Excerpted data:
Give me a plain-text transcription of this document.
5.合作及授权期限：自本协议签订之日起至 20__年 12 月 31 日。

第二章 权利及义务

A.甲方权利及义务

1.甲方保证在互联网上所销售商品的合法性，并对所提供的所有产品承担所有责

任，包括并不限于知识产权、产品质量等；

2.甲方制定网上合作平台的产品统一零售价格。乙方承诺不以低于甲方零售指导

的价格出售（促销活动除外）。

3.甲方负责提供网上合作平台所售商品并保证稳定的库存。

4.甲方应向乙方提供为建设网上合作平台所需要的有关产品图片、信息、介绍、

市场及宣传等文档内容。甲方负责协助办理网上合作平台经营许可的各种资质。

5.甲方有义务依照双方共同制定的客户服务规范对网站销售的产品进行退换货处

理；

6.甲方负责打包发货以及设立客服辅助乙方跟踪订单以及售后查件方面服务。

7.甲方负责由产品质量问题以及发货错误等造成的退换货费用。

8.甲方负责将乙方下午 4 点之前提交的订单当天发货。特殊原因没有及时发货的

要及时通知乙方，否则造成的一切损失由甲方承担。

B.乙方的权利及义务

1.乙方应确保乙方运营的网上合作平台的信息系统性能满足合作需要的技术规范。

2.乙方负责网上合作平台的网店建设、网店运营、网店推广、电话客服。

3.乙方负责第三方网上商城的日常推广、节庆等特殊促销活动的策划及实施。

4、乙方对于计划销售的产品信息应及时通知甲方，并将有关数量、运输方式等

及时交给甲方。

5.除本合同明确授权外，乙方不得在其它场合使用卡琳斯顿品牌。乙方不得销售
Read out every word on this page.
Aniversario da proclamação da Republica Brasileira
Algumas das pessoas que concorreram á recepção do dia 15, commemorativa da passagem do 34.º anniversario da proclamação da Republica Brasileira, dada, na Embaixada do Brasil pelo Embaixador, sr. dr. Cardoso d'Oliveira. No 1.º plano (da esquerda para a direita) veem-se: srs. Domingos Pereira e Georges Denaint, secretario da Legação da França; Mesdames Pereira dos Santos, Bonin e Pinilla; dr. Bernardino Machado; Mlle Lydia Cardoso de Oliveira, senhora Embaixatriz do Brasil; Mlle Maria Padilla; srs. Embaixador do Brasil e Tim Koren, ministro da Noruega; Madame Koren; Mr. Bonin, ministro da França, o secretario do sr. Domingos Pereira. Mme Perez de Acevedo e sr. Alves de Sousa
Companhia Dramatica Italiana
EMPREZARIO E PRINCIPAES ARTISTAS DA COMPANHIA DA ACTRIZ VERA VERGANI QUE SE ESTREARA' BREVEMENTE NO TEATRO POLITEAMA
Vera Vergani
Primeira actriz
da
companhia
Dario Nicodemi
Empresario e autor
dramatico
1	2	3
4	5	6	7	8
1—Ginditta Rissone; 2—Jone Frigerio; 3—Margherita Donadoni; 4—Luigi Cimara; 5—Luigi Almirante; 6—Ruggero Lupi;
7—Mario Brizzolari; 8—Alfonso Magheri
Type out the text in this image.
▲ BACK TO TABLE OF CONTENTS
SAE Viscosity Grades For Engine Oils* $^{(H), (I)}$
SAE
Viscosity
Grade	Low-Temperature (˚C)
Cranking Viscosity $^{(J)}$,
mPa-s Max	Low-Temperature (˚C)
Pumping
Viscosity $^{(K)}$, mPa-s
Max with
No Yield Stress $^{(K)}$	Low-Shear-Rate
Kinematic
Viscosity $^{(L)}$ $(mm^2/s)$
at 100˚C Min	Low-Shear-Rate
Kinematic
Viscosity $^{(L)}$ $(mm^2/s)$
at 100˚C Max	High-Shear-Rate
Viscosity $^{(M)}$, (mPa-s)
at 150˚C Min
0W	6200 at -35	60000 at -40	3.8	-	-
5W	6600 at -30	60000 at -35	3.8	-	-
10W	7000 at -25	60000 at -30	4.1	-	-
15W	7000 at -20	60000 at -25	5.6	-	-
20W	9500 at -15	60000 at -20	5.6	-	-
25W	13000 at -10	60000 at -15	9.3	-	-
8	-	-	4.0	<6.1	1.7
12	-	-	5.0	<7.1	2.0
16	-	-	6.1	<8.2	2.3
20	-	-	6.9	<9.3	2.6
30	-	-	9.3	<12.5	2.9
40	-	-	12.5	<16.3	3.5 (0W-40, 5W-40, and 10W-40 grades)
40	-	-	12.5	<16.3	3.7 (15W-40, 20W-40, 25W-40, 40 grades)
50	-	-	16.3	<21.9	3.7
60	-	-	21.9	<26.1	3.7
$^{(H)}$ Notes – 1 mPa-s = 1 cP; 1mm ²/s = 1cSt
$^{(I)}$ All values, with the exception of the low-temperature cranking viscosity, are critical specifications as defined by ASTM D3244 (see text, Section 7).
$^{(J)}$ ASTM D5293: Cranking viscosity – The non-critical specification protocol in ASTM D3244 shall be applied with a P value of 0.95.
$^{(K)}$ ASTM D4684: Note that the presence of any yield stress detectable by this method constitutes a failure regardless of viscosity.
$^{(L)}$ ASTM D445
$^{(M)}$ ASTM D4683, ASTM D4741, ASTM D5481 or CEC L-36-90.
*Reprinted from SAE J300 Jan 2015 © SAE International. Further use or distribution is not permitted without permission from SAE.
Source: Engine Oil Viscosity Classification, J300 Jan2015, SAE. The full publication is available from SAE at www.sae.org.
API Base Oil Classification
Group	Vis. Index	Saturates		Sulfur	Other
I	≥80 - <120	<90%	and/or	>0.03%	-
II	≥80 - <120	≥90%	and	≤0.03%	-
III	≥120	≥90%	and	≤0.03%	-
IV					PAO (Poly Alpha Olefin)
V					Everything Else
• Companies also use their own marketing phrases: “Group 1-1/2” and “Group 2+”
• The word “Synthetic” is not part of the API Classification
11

Exercise:
Reproduce the full set of records precisely.

Task result:
Give me a plain-text transcription of this document.
5.合作及授权期限：自本协议签订之日起至 20__年 12 月 31 日。

第二章 权利及义务

A.甲方权利及义务

1.甲方保证在互联网上所销售商品的合法性，并对所提供的所有产品承担所有责

任，包括并不限于知识产权、产品质量等；

2.甲方制定网上合作平台的产品统一零售价格。乙方承诺不以低于甲方零售指导

的价格出售（促销活动除外）。

3.甲方负责提供网上合作平台所售商品并保证稳定的库存。

4.甲方应向乙方提供为建设网上合作平台所需要的有关产品图片、信息、介绍、

市场及宣传等文档内容。甲方负责协助办理网上合作平台经营许可的各种资质。

5.甲方有义务依照双方共同制定的客户服务规范对网站销售的产品进行退换货处

理；

6.甲方负责打包发货以及设立客服辅助乙方跟踪订单以及售后查件方面服务。

7.甲方负责由产品质量问题以及发货错误等造成的退换货费用。

8.甲方负责将乙方下午 4 点之前提交的订单当天发货。特殊原因没有及时发货的

要及时通知乙方，否则造成的一切损失由甲方承担。

B.乙方的权利及义务

1.乙方应确保乙方运营的网上合作平台的信息系统性能满足合作需要的技术规范。

2.乙方负责网上合作平台的网店建设、网店运营、网店推广、电话客服。

3.乙方负责第三方网上商城的日常推广、节庆等特殊促销活动的策划及实施。

4、乙方对于计划销售的产品信息应及时通知甲方，并将有关数量、运输方式等

及时交给甲方。

5.除本合同明确授权外，乙方不得在其它场合使用卡琳斯顿品牌。乙方不得销售
Read out every word on this page.
Aniversario da proclamação da Republica Brasileira
Algumas das pessoas que concorreram á recepção do dia 15, commemorativa da passagem do 34.º anniversario da proclamação da Republica Brasileira, dada, na Embaixada do Brasil pelo Embaixador, sr. dr. Cardoso d'Oliveira. No 1.º plano (da esquerda para a direita) veem-se: srs. Domingos Pereira e Georges Denaint, secretario da Legação da França; Mesdames Pereira dos Santos, Bonin e Pinilla; dr. Bernardino Machado; Mlle Lydia Cardoso de Oliveira, senhora Embaixatriz do Brasil; Mlle Maria Padilla; srs. Embaixador do Brasil e Tim Koren, ministro da Noruega; Madame Koren; Mr. Bonin, ministro da França, o secretario do sr. Domingos Pereira. Mme Perez de Acevedo e sr. Alves de Sousa
Companhia Dramatica Italiana
EMPREZARIO E PRINCIPAES ARTISTAS DA COMPANHIA DA ACTRIZ VERA VERGANI QUE SE ESTREARA' BREVEMENTE NO TEATRO POLITEAMA
Vera Vergani
Primeira actriz
da
companhia
Dario Nicodemi
Empresario e autor
dramatico
1	2	3
4	5	6	7	8
1—Ginditta Rissone; 2—Jone Frigerio; 3—Margherita Donadoni; 4—Luigi Cimara; 5—Luigi Almirante; 6—Ruggero Lupi;
7—Mario Brizzolari; 8—Alfonso Magheri
Type out the text in this image.
▲ BACK TO TABLE OF CONTENTS
SAE Viscosity Grades For Engine Oils* $^{(H), (I)}$
SAE
Viscosity
Grade	Low-Temperature (˚C)
Cranking Viscosity $^{(J)}$,
mPa-s Max	Low-Temperature (˚C)
Pumping
Viscosity $^{(K)}$, mPa-s
Max with
No Yield Stress $^{(K)}$	Low-Shear-Rate
Kinematic
Viscosity $^{(L)}$ $(mm^2/s)$
at 100˚C Min	Low-Shear-Rate
Kinematic
Viscosity $^{(L)}$ $(mm^2/s)$
at 100˚C Max	High-Shear-Rate
Viscosity $^{(M)}$, (mPa-s)
at 150˚C Min
0W	6200 at -35	60000 at -40	3.8	-	-
5W	6600 at -30	60000 at -35	3.8	-	-
10W	7000 at -25	60000 at -30	4.1	-	-
15W	7000 at -20	60000 at -25	5.6	-	-
20W	9500 at -15	60000 at -20	5.6	-	-
25W	13000 at -10	60000 at -15	9.3	-	-
8	-	-	4.0	<6.1	1.7
12	-	-	5.0	<7.1	2.0
16	-	-	6.1	<8.2	2.3
20	-	-	6.9	<9.3	2.6
30	-	-	9.3	<12.5	2.9
40	-	-	12.5	<16.3	3.5 (0W-40, 5W-40, and 10W-40 grades)
40	-	-	12.5	<16.3	3.7 (15W-40, 20W-40, 25W-40, 40 grades)
50	-	-	16.3	<21.9	3.7
60	-	-	21.9	<26.1	3.7
$^{(H)}$ Notes – 1 mPa-s = 1 cP; 1mm ²/s = 1cSt
$^{(I)}$ All values, with the exception of the low-temperature cranking viscosity, are critical specifications as defined by ASTM D3244 (see text, Section 7).
$^{(J)}$ ASTM D5293: Cranking viscosity – The non-critical specification protocol in ASTM D3244 shall be applied with a P value of 0.95.
$^{(K)}$ ASTM D4684: Note that the presence of any yield stress detectable by this method constitutes a failure regardless of viscosity.
$^{(L)}$ ASTM D445
$^{(M)}$ ASTM D4683, ASTM D4741, ASTM D5481 or CEC L-36-90.
*Reprinted from SAE J300 Jan 2015 © SAE International. Further use or distribution is not permitted without permission from SAE.
Source: Engine Oil Viscosity Classification, J300 Jan2015, SAE. The full publication is available from SAE at www.sae.org.
API Base Oil Classification
Group	Vis. Index	Saturates		Sulfur	Other
I	≥80 - <120	<90%	and/or	>0.03%	-
II	≥80 - <120	≥90%	and	≤0.03%	-
III	≥120	≥90%	and	≤0.03%	-
IV					PAO (Poly Alpha Olefin)
V					Everything Else
• Companies also use their own marketing phrases: “Group 1-1/2” and “Group 2+”
• The word “Synthetic” is not part of the API Classification
11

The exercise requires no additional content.